━━━ Given records ━━━

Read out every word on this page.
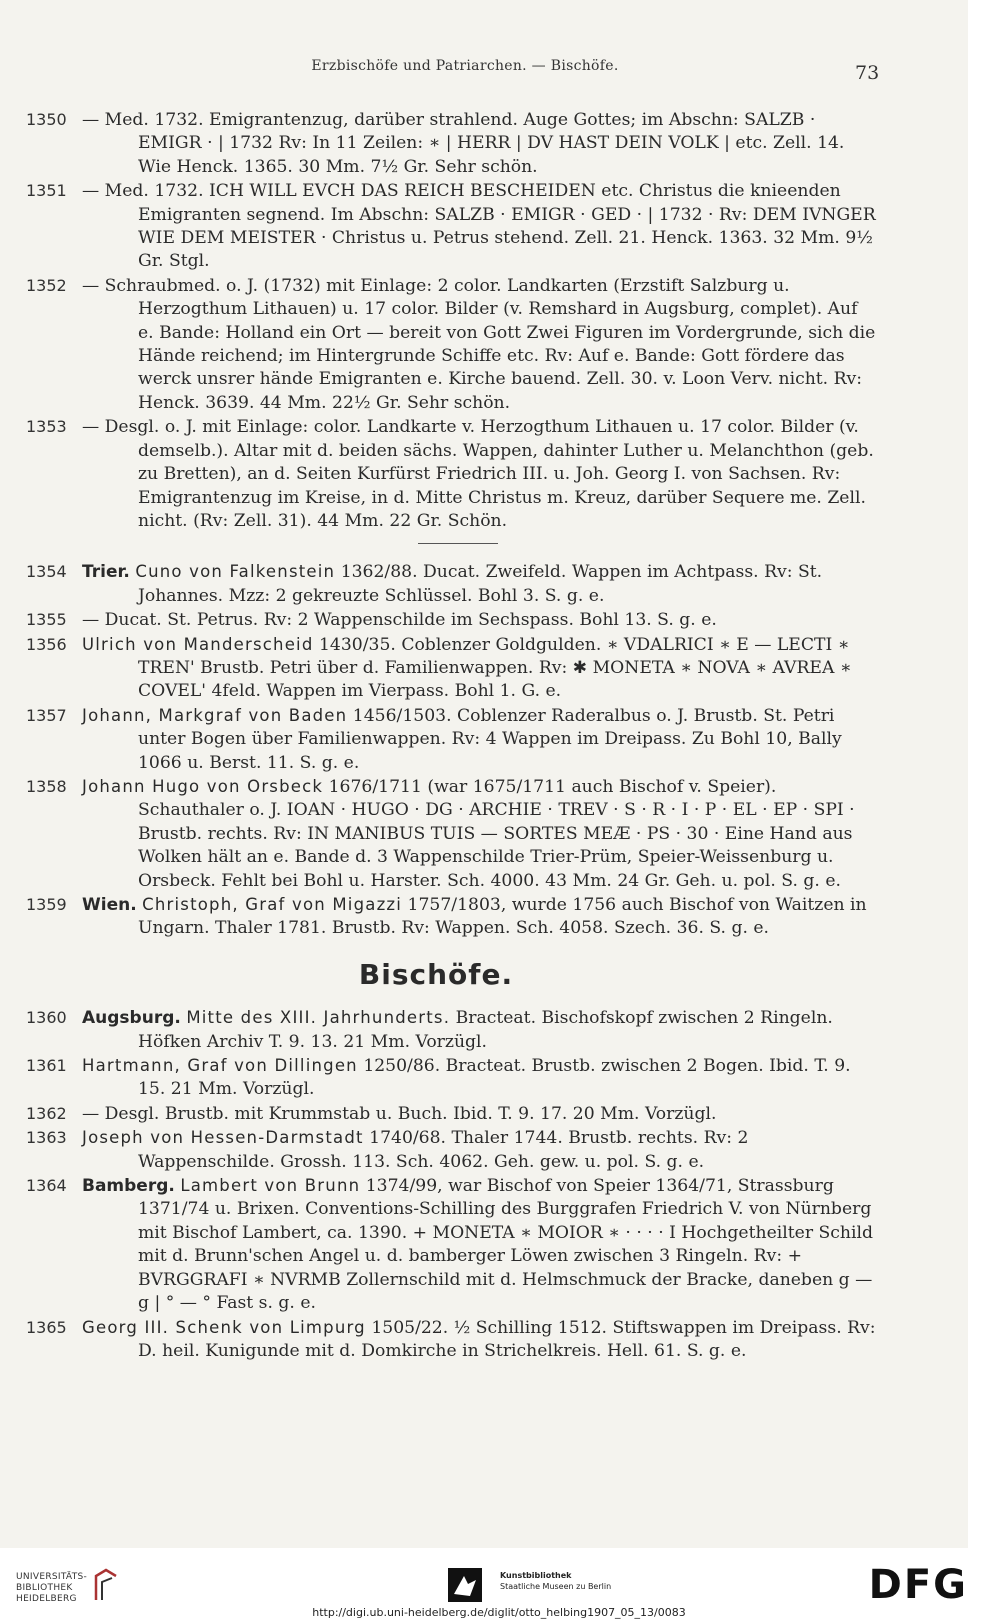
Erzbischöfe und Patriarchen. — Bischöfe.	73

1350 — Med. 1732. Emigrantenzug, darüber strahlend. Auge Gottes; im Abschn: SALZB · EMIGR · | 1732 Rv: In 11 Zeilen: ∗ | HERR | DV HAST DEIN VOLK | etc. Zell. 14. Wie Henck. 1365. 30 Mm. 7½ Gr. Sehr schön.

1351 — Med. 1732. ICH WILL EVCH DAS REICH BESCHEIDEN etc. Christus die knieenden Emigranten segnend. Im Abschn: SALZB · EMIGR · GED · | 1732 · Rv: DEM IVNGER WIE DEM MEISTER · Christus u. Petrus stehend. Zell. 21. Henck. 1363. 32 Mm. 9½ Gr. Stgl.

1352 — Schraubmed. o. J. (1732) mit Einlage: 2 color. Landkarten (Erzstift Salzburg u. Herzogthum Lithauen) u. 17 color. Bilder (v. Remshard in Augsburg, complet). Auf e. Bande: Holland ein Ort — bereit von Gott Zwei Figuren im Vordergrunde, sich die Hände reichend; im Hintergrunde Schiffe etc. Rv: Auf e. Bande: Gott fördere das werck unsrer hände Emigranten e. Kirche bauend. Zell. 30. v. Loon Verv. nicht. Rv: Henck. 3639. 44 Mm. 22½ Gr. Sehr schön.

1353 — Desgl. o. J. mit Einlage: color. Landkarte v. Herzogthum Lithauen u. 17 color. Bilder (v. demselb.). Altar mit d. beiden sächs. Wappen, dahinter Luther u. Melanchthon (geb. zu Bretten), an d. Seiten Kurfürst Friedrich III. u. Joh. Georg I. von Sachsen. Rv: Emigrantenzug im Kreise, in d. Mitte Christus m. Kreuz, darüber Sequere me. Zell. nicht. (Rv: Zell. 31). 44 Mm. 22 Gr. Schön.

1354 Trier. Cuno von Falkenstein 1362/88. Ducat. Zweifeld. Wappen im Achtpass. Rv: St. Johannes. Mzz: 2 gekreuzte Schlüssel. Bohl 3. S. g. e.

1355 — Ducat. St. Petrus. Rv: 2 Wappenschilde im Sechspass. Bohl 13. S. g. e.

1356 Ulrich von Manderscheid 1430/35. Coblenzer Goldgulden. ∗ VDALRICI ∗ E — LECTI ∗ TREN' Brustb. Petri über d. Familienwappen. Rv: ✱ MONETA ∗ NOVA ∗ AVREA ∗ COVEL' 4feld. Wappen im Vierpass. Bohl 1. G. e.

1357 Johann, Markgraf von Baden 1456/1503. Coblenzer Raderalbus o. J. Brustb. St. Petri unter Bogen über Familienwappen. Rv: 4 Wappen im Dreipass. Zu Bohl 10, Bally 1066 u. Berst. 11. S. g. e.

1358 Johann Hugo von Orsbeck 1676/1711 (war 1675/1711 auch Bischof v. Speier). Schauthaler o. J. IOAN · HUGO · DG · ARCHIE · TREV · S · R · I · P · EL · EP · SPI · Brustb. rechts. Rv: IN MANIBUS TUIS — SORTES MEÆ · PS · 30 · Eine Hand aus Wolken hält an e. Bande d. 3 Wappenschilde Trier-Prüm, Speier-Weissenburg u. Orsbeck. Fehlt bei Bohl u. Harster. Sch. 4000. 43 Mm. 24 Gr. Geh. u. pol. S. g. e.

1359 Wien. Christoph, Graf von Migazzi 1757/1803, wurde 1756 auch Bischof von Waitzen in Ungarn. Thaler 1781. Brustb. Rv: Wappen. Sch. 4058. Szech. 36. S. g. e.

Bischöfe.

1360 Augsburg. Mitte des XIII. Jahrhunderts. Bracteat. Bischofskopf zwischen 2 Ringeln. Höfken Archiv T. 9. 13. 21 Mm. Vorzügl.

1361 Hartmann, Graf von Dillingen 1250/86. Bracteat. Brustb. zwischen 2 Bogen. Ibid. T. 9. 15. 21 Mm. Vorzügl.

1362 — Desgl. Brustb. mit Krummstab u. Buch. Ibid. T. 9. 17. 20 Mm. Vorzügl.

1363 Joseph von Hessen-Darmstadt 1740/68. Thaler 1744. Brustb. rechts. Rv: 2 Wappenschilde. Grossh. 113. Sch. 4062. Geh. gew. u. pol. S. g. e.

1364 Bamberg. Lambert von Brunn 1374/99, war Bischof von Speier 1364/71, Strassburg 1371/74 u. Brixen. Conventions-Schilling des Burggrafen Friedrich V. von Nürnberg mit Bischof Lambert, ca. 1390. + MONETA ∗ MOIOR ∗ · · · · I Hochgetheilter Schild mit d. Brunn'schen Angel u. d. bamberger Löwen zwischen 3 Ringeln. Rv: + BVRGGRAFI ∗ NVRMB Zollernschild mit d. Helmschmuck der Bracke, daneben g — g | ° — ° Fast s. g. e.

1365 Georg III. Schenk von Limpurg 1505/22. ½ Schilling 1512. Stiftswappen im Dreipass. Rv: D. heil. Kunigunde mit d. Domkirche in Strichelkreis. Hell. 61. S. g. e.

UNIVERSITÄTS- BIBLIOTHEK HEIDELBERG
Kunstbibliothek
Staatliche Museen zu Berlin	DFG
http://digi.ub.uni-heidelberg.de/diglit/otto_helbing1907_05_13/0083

━━━
━━━ Given records ━━━

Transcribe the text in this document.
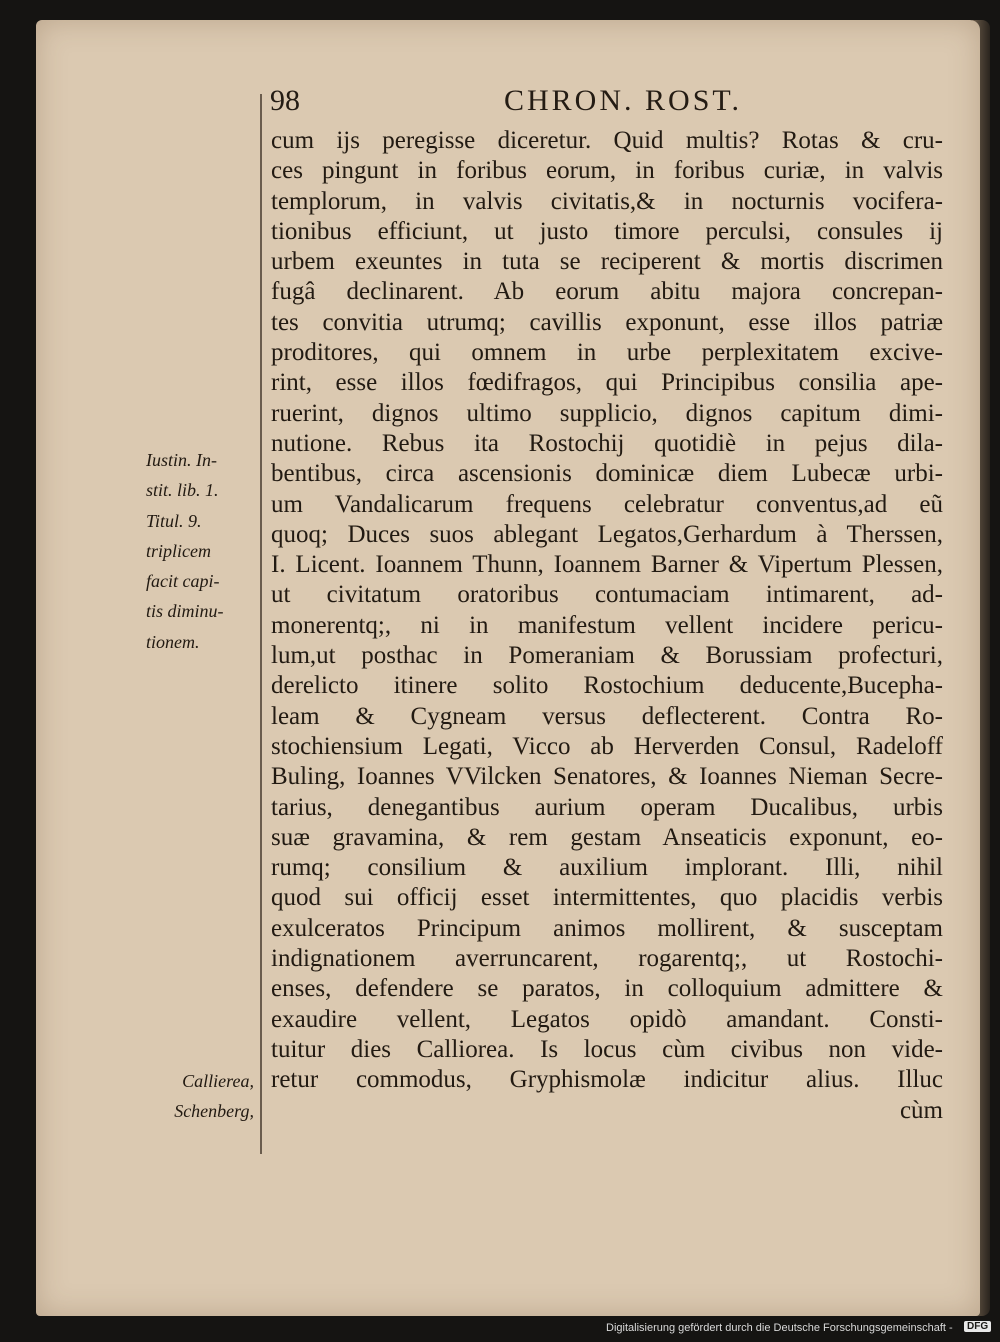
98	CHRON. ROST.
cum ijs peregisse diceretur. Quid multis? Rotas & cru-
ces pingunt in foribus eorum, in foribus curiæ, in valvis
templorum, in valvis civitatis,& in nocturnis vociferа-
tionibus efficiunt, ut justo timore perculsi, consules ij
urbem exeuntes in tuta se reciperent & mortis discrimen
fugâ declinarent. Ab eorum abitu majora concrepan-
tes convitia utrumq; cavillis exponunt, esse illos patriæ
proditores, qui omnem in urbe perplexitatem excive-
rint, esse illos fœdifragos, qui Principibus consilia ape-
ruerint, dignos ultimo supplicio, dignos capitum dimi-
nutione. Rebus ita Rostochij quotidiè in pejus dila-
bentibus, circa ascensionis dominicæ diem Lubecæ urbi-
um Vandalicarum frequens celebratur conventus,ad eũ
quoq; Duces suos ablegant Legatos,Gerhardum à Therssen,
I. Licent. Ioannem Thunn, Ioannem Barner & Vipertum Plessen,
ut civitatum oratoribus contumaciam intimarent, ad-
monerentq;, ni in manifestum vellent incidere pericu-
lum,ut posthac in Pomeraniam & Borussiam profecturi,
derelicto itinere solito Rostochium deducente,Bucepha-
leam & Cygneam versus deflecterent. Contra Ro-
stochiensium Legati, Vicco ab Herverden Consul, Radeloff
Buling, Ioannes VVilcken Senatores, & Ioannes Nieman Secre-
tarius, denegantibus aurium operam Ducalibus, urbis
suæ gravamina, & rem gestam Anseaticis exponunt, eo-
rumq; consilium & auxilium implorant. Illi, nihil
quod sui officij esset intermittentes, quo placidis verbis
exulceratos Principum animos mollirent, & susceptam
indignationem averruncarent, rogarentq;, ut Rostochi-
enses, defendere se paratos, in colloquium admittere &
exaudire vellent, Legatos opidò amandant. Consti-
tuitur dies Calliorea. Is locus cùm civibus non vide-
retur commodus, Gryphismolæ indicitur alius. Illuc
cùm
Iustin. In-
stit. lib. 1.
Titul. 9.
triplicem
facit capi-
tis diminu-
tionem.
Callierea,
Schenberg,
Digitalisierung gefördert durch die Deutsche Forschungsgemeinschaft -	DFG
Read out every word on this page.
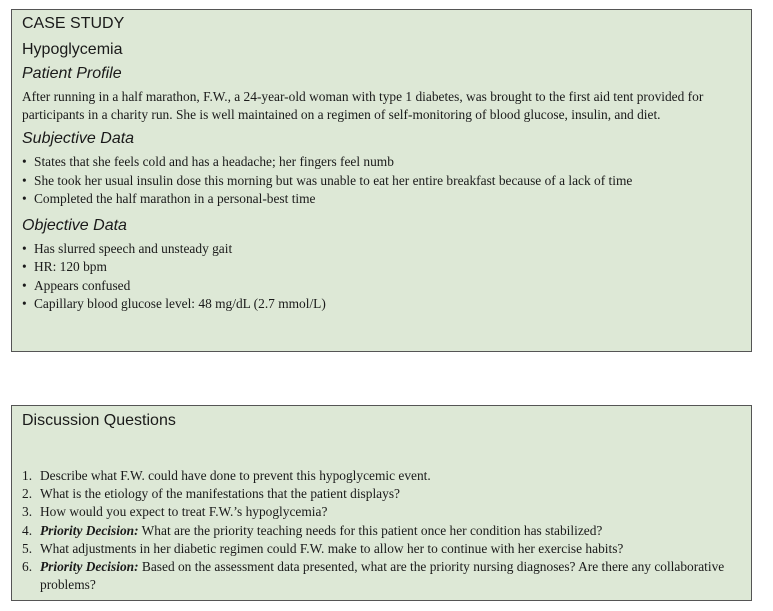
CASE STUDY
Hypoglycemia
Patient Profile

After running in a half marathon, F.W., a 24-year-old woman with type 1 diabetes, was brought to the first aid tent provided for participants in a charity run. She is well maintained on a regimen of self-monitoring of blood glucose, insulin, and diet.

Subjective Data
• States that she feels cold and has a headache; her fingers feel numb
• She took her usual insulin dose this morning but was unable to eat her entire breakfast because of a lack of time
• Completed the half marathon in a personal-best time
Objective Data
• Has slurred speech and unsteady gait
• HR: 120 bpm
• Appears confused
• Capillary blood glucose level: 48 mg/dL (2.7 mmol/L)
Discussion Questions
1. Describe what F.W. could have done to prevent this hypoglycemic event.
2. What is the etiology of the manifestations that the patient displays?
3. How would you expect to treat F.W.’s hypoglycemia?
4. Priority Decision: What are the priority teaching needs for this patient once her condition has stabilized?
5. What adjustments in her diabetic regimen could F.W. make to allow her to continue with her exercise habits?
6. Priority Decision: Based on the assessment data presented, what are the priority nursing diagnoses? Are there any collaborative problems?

━━━

A number is the only answer here: how many lines of the material above contain "vellent"?

2